### STATED GOAL
Return the count of lines with the string "anitatsoy" in them, and nothing else.

═════ MATERIAL PROVIDED ═════

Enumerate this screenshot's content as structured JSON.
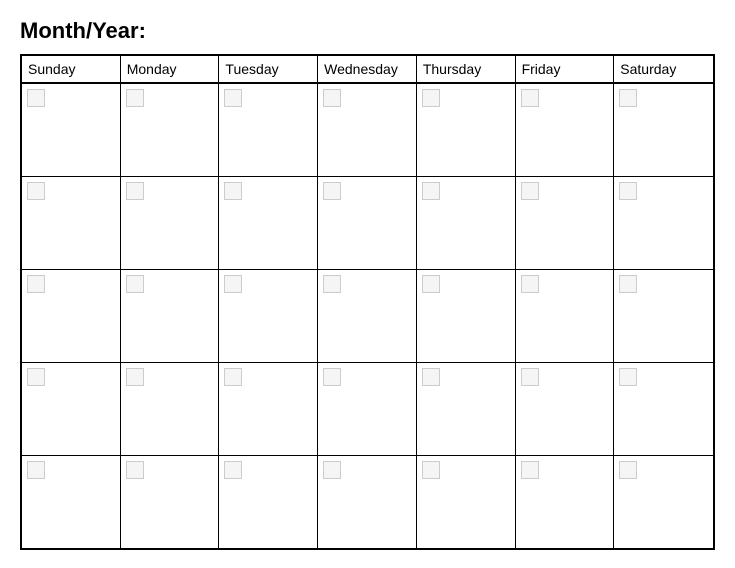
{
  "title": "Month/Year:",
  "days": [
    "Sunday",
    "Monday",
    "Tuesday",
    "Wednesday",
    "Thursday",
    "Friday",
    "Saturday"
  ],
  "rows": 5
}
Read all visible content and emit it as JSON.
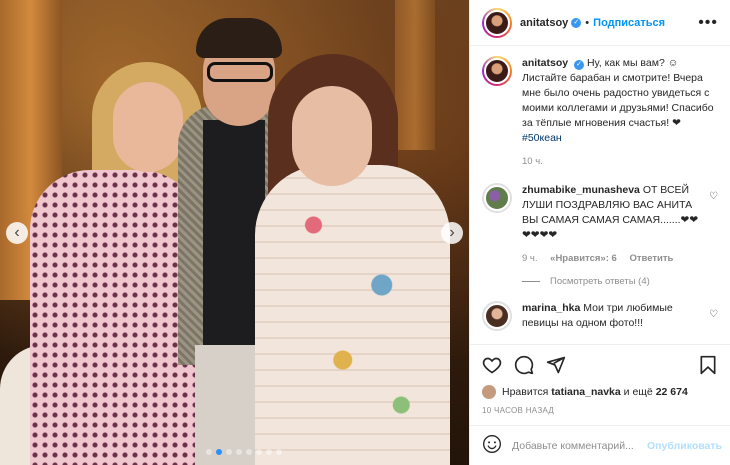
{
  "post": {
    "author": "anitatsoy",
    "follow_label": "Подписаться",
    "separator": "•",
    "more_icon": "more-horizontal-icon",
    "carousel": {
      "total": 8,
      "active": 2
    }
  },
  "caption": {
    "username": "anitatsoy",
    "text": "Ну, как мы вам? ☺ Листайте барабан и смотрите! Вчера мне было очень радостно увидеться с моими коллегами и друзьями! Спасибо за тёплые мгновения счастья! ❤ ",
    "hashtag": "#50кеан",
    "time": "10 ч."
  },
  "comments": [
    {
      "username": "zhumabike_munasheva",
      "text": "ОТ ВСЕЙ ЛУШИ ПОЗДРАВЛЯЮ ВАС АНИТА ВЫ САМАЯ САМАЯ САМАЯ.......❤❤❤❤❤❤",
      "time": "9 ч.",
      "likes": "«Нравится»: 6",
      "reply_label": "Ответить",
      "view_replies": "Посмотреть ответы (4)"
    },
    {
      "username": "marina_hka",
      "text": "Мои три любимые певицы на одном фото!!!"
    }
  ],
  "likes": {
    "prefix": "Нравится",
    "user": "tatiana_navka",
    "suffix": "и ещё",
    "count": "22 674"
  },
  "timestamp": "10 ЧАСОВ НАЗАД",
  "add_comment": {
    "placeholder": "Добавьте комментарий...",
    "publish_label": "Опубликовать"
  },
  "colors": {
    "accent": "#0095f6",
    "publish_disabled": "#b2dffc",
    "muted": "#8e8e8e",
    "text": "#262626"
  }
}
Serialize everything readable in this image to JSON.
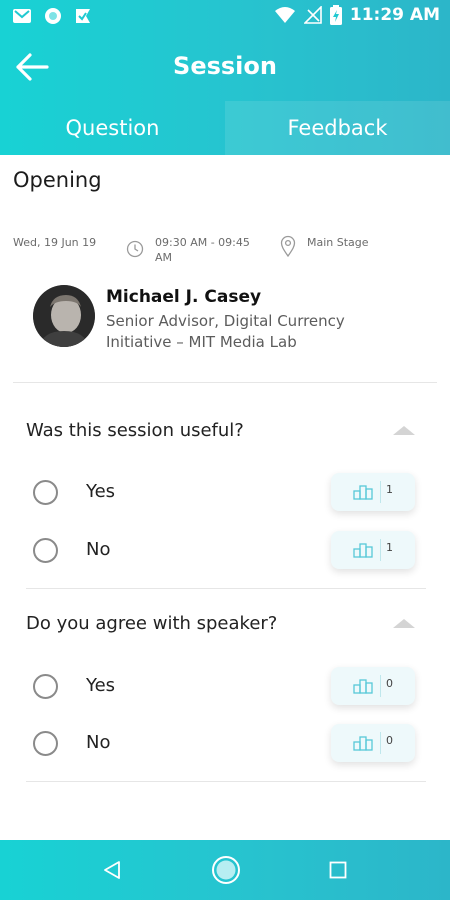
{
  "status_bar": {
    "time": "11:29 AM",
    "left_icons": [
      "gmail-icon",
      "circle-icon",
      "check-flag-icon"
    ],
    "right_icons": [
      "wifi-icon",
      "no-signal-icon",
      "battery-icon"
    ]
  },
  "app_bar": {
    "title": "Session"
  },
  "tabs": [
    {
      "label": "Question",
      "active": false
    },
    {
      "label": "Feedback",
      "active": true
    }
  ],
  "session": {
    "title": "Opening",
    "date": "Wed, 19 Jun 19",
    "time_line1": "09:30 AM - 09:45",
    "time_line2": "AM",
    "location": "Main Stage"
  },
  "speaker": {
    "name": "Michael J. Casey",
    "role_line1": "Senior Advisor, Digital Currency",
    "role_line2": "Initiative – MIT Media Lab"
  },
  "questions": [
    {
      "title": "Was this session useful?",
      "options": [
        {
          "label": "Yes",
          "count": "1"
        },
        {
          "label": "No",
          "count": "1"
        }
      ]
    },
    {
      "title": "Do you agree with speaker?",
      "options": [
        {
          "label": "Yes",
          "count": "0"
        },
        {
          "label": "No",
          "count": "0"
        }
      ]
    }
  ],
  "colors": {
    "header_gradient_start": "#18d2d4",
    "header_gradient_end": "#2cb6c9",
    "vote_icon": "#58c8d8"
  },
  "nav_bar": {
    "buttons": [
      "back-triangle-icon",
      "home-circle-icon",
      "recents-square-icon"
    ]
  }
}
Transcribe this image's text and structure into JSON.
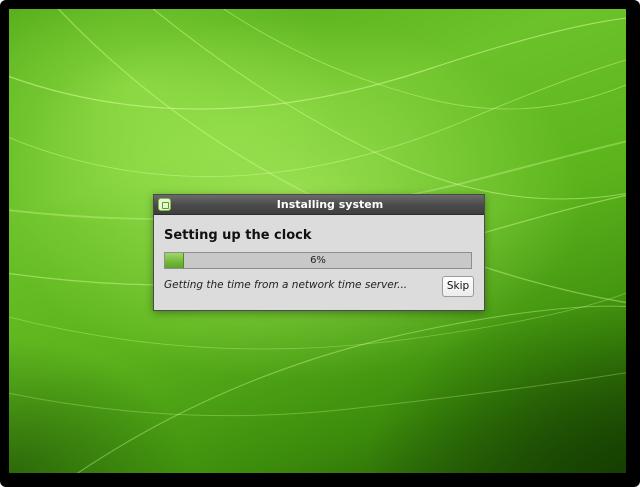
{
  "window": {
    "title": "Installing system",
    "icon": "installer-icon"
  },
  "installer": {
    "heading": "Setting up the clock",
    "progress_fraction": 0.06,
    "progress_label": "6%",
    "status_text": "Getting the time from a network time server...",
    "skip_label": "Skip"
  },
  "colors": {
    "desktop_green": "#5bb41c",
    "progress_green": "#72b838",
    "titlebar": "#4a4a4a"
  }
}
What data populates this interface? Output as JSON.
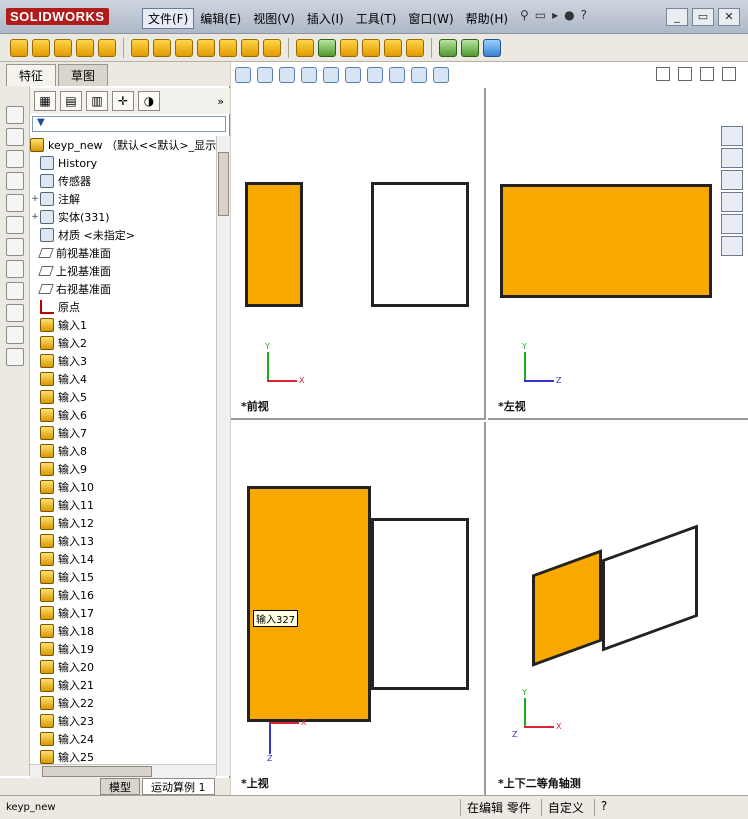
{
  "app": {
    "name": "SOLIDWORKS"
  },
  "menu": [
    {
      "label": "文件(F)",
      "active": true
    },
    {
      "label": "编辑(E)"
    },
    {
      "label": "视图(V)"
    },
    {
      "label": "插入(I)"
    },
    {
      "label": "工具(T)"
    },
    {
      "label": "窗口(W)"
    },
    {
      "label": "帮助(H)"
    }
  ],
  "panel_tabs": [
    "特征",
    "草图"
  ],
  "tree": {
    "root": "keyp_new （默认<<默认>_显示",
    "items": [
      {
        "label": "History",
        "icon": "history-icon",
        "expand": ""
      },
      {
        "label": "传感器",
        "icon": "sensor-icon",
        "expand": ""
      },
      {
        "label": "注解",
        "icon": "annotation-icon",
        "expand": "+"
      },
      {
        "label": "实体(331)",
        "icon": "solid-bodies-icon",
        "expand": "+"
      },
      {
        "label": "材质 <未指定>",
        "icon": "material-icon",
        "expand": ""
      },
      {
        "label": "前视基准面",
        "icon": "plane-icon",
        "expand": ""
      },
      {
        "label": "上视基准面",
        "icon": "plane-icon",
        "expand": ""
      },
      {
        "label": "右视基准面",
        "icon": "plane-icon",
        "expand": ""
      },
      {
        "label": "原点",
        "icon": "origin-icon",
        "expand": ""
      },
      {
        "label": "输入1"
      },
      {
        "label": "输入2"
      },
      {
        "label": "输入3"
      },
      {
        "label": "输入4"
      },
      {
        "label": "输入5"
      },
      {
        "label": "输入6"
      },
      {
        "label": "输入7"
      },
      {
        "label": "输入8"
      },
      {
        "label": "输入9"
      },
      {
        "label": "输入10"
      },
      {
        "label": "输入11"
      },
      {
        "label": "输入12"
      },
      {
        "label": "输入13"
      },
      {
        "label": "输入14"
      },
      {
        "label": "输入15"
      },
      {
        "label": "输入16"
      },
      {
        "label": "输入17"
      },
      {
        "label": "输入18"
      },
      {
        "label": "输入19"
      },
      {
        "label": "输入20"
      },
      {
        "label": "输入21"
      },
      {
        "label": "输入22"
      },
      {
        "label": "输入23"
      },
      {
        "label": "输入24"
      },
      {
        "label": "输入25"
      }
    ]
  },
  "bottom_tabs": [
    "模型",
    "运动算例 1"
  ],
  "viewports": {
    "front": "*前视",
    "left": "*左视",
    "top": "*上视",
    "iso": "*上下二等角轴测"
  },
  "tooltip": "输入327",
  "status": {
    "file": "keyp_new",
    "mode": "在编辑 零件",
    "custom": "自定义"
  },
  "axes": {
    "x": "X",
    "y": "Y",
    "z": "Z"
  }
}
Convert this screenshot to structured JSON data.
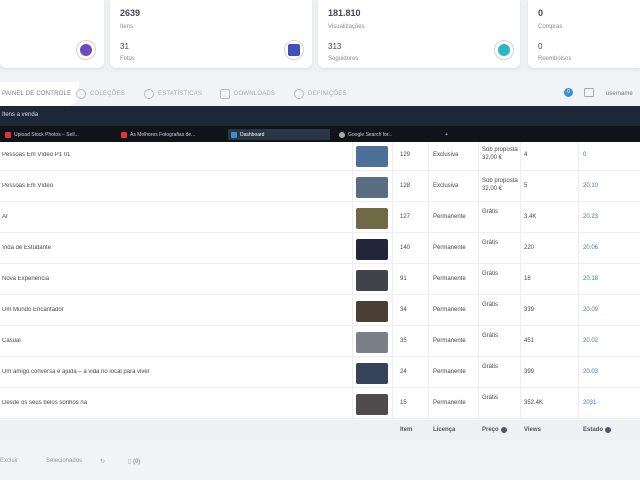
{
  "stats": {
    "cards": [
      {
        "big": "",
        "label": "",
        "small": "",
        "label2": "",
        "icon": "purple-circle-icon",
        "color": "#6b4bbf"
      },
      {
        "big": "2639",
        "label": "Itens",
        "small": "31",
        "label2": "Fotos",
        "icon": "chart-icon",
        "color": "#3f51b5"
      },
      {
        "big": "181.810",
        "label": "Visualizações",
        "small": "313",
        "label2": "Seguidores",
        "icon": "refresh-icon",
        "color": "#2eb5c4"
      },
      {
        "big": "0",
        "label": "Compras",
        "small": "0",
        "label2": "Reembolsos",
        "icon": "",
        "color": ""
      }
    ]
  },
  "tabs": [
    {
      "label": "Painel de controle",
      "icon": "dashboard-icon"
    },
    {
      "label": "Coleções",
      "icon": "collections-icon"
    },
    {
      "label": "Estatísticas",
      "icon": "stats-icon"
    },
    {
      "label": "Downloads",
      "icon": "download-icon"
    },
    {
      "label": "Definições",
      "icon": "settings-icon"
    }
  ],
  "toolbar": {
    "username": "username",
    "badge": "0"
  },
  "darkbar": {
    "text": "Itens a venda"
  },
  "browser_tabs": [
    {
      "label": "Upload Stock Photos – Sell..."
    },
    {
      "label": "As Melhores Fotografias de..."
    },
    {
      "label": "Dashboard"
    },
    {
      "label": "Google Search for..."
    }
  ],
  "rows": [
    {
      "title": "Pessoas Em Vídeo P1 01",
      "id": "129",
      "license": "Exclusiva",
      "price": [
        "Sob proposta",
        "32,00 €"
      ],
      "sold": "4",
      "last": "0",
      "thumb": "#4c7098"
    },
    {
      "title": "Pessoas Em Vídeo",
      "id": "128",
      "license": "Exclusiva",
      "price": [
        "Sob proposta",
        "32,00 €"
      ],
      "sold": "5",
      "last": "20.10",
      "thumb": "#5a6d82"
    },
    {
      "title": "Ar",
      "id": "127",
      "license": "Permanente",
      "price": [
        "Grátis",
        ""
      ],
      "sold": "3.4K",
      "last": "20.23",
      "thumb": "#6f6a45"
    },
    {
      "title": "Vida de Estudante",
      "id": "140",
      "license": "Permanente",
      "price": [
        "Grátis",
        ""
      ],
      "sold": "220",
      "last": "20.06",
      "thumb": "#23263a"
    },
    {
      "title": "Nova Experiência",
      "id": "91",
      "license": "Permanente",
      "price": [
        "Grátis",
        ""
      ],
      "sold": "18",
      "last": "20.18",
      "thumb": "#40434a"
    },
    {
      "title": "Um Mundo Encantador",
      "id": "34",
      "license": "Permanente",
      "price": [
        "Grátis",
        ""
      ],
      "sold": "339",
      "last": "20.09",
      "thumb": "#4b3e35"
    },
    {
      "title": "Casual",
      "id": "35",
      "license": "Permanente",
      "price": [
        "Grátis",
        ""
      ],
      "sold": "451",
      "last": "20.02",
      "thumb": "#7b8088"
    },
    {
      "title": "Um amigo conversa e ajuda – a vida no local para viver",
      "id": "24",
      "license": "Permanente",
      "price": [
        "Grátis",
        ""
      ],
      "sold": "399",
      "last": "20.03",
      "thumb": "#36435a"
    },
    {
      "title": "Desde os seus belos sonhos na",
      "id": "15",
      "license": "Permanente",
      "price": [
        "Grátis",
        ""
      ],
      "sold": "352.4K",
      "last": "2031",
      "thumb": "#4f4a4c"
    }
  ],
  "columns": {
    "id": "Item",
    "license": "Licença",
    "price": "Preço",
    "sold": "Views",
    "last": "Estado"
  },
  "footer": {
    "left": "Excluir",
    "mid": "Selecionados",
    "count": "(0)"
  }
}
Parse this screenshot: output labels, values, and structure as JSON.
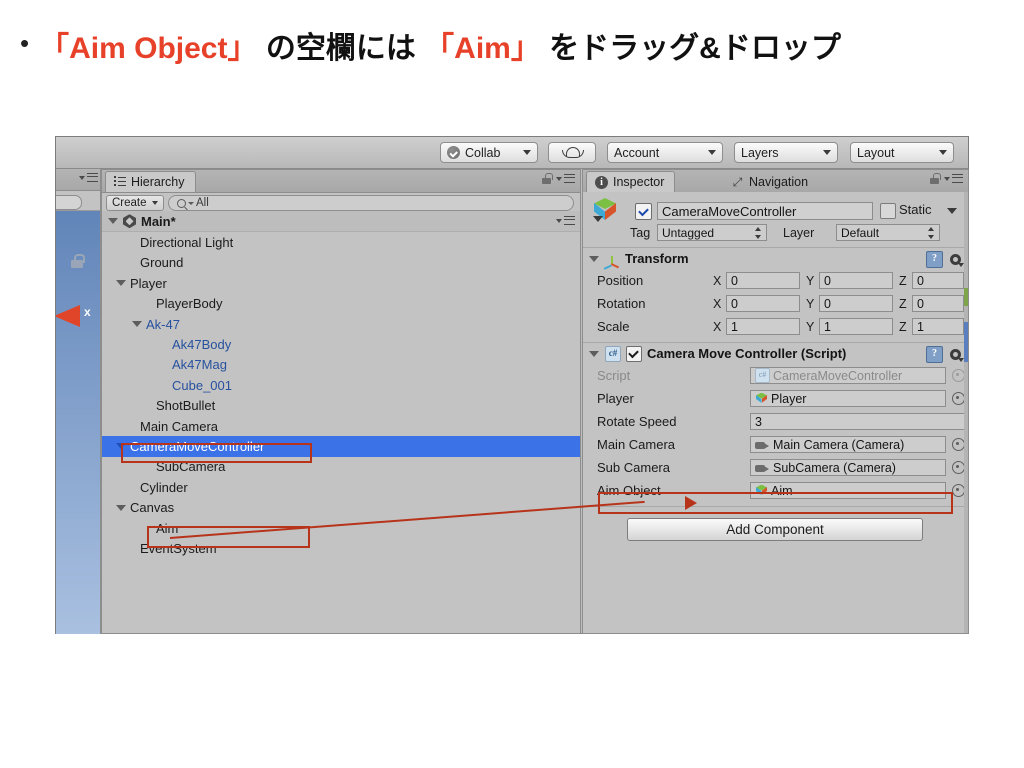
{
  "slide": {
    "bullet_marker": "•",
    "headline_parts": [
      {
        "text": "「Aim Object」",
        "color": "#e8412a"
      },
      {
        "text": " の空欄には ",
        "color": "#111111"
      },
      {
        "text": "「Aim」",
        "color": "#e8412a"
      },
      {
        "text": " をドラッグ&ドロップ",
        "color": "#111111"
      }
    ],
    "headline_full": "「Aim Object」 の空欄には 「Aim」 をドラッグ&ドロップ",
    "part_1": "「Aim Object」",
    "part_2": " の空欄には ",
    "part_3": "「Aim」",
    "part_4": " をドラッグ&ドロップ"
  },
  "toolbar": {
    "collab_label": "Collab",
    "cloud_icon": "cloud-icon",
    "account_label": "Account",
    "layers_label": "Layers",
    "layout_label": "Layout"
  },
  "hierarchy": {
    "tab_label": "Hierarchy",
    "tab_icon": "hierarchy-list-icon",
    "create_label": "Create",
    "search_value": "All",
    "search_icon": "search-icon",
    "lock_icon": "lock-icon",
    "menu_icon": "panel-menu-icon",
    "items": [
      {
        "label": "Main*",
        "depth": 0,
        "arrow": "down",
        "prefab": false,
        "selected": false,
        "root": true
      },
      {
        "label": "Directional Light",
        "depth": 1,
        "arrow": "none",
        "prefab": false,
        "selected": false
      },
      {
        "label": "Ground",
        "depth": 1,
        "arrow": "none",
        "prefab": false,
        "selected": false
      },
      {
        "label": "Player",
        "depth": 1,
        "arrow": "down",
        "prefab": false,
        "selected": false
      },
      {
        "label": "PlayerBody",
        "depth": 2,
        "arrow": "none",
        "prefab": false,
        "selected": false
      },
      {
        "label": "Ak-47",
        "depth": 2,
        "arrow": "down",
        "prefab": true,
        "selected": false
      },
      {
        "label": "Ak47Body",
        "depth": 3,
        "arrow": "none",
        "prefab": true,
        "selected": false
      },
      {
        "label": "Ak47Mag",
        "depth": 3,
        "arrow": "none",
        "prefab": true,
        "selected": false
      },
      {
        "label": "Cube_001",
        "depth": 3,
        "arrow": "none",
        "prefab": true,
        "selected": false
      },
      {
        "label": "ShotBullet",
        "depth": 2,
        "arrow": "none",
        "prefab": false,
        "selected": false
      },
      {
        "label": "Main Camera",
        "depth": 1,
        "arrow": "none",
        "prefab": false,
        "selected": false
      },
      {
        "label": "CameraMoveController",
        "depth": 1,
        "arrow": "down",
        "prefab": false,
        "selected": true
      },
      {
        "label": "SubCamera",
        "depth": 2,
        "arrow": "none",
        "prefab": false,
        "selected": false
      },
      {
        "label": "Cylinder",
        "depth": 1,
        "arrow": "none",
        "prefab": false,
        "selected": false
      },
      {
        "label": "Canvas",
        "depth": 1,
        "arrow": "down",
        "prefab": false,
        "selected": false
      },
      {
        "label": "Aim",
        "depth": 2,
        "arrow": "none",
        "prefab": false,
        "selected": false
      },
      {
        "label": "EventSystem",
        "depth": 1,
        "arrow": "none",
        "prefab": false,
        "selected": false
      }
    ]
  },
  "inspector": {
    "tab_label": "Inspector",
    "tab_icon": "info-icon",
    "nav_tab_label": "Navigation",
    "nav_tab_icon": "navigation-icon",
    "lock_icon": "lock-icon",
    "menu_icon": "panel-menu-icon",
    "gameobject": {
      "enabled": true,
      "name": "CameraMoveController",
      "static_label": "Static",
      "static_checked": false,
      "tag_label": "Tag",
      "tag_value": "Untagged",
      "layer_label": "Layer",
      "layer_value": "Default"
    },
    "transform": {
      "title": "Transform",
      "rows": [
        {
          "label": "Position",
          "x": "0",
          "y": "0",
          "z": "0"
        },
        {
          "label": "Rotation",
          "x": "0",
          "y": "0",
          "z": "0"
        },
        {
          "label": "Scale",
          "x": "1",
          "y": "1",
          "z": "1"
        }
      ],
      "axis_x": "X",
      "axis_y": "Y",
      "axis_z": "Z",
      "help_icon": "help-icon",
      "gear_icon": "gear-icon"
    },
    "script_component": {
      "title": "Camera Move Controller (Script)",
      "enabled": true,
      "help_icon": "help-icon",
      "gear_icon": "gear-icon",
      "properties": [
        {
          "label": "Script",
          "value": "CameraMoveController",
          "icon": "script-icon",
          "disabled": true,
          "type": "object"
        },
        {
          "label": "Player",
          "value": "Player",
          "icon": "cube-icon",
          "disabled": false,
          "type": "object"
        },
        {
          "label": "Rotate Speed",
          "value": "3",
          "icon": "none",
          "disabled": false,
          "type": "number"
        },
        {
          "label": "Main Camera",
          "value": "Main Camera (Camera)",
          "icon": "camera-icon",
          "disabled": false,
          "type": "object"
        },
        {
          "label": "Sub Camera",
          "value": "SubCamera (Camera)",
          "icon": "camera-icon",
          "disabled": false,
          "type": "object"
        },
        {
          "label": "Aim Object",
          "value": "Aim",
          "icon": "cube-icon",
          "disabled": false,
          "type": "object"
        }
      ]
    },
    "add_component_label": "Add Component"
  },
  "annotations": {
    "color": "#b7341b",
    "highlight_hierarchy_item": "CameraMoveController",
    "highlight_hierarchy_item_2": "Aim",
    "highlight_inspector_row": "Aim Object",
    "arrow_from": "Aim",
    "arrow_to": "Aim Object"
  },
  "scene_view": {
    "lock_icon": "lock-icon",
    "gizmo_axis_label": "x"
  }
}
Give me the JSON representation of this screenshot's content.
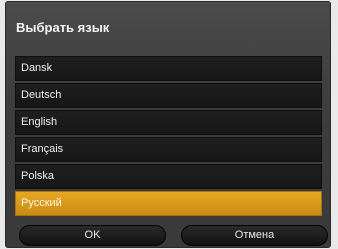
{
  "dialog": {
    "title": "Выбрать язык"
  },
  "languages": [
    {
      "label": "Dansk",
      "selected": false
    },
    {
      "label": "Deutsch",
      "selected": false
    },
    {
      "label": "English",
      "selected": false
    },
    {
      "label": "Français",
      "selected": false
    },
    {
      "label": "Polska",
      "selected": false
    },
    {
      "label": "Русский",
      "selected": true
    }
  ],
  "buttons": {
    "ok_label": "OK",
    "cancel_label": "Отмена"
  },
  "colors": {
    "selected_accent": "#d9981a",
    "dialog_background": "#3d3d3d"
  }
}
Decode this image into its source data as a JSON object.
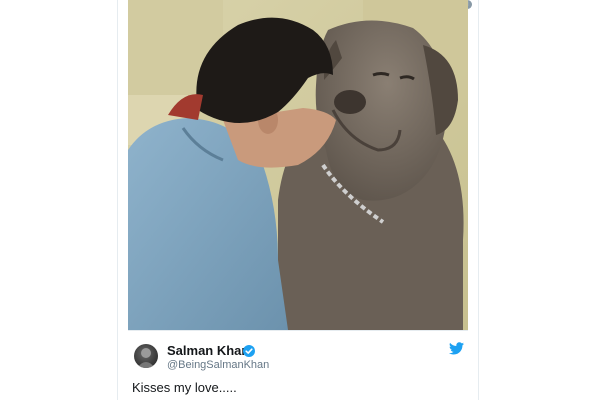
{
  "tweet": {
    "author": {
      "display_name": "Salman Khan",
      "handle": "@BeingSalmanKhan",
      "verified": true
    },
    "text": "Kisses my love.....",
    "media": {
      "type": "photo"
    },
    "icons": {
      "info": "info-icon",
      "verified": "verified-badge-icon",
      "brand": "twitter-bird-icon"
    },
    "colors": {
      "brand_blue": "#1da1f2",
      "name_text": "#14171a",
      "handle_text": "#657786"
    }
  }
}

═════

### WRITTEN RESPONSE
2